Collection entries
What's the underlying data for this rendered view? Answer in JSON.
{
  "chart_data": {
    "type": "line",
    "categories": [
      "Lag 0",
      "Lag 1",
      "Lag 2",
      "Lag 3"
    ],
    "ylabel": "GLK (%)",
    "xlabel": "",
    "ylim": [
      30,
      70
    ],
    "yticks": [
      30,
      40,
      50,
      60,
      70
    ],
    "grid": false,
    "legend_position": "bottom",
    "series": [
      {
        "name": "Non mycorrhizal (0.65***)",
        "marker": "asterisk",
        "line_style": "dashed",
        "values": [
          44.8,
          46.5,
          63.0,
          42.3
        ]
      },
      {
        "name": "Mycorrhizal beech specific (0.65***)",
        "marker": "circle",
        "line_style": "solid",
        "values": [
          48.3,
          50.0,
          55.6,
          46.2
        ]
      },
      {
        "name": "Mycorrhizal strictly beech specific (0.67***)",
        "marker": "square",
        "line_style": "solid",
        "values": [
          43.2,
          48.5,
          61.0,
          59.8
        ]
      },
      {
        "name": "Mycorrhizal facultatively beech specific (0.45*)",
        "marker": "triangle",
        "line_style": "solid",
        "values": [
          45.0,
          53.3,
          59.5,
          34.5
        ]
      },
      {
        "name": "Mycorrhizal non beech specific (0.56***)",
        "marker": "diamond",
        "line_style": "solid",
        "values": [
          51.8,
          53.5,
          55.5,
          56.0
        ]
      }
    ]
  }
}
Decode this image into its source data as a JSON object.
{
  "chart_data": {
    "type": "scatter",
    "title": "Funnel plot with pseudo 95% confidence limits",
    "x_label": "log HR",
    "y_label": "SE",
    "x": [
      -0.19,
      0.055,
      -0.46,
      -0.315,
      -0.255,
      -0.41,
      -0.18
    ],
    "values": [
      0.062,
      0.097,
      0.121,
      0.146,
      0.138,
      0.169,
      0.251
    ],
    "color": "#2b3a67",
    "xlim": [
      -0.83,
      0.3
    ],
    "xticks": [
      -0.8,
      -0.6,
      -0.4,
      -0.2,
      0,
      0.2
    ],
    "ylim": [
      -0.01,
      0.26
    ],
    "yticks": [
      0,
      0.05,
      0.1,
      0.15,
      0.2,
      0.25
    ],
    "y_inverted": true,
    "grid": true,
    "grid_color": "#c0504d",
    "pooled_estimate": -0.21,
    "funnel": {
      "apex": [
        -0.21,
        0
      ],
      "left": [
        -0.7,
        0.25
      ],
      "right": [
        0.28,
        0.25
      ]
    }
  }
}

• Problem requirements:
Look through the entries above; copy every line holding the string "JSON".

• Task answer:
What's the underlying data for this rendered view? Answer in JSON.
Decode this image into its source data as a JSON object.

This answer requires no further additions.